RECORDS FOR THIS TASK>
■ ■ ■ ■ ■ ■ ■

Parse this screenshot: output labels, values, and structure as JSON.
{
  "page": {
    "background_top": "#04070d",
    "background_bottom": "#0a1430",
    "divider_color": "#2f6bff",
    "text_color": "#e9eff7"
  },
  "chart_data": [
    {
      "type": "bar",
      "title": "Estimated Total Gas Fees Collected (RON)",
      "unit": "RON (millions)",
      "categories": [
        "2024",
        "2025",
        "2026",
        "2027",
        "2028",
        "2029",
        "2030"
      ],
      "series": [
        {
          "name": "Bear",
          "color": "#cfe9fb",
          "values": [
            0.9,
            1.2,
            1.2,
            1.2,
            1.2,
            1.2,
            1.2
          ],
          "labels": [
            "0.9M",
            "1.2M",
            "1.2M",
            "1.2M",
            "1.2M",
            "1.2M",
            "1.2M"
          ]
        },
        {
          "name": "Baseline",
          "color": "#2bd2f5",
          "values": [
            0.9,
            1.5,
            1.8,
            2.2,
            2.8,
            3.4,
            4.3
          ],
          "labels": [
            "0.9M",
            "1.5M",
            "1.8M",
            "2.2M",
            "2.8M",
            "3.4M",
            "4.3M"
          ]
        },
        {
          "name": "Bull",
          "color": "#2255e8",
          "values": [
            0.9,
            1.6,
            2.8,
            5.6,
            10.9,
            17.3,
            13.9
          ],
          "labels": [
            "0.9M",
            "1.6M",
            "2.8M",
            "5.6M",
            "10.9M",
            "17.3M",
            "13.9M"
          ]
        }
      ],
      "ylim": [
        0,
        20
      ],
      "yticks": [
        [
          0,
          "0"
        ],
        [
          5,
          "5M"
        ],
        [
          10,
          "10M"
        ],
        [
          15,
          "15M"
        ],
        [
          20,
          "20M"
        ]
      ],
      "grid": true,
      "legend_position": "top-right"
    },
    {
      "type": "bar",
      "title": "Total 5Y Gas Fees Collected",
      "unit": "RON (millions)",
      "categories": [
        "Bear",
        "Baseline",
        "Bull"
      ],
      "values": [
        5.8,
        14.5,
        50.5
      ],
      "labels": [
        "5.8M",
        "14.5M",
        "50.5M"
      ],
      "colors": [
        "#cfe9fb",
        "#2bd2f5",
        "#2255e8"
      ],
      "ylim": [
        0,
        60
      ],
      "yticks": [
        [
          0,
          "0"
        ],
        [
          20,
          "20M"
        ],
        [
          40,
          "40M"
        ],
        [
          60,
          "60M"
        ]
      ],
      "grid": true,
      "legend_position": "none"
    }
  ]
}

■ ■ ■ ■ ■ ■ ■

REQUIRED WORK>
Every entry above should be retyped exactly as shown.

FULL SOLUTION>
Parse this screenshot: output labels, values, and structure as JSON.
{
  "page": {
    "background_top": "#04070d",
    "background_bottom": "#0a1430",
    "divider_color": "#2f6bff",
    "text_color": "#e9eff7"
  },
  "chart_data": [
    {
      "type": "bar",
      "title": "Estimated Total Gas Fees Collected (RON)",
      "unit": "RON (millions)",
      "categories": [
        "2024",
        "2025",
        "2026",
        "2027",
        "2028",
        "2029",
        "2030"
      ],
      "series": [
        {
          "name": "Bear",
          "color": "#cfe9fb",
          "values": [
            0.9,
            1.2,
            1.2,
            1.2,
            1.2,
            1.2,
            1.2
          ],
          "labels": [
            "0.9M",
            "1.2M",
            "1.2M",
            "1.2M",
            "1.2M",
            "1.2M",
            "1.2M"
          ]
        },
        {
          "name": "Baseline",
          "color": "#2bd2f5",
          "values": [
            0.9,
            1.5,
            1.8,
            2.2,
            2.8,
            3.4,
            4.3
          ],
          "labels": [
            "0.9M",
            "1.5M",
            "1.8M",
            "2.2M",
            "2.8M",
            "3.4M",
            "4.3M"
          ]
        },
        {
          "name": "Bull",
          "color": "#2255e8",
          "values": [
            0.9,
            1.6,
            2.8,
            5.6,
            10.9,
            17.3,
            13.9
          ],
          "labels": [
            "0.9M",
            "1.6M",
            "2.8M",
            "5.6M",
            "10.9M",
            "17.3M",
            "13.9M"
          ]
        }
      ],
      "ylim": [
        0,
        20
      ],
      "yticks": [
        [
          0,
          "0"
        ],
        [
          5,
          "5M"
        ],
        [
          10,
          "10M"
        ],
        [
          15,
          "15M"
        ],
        [
          20,
          "20M"
        ]
      ],
      "grid": true,
      "legend_position": "top-right"
    },
    {
      "type": "bar",
      "title": "Total 5Y Gas Fees Collected",
      "unit": "RON (millions)",
      "categories": [
        "Bear",
        "Baseline",
        "Bull"
      ],
      "values": [
        5.8,
        14.5,
        50.5
      ],
      "labels": [
        "5.8M",
        "14.5M",
        "50.5M"
      ],
      "colors": [
        "#cfe9fb",
        "#2bd2f5",
        "#2255e8"
      ],
      "ylim": [
        0,
        60
      ],
      "yticks": [
        [
          0,
          "0"
        ],
        [
          20,
          "20M"
        ],
        [
          40,
          "40M"
        ],
        [
          60,
          "60M"
        ]
      ],
      "grid": true,
      "legend_position": "none"
    }
  ]
}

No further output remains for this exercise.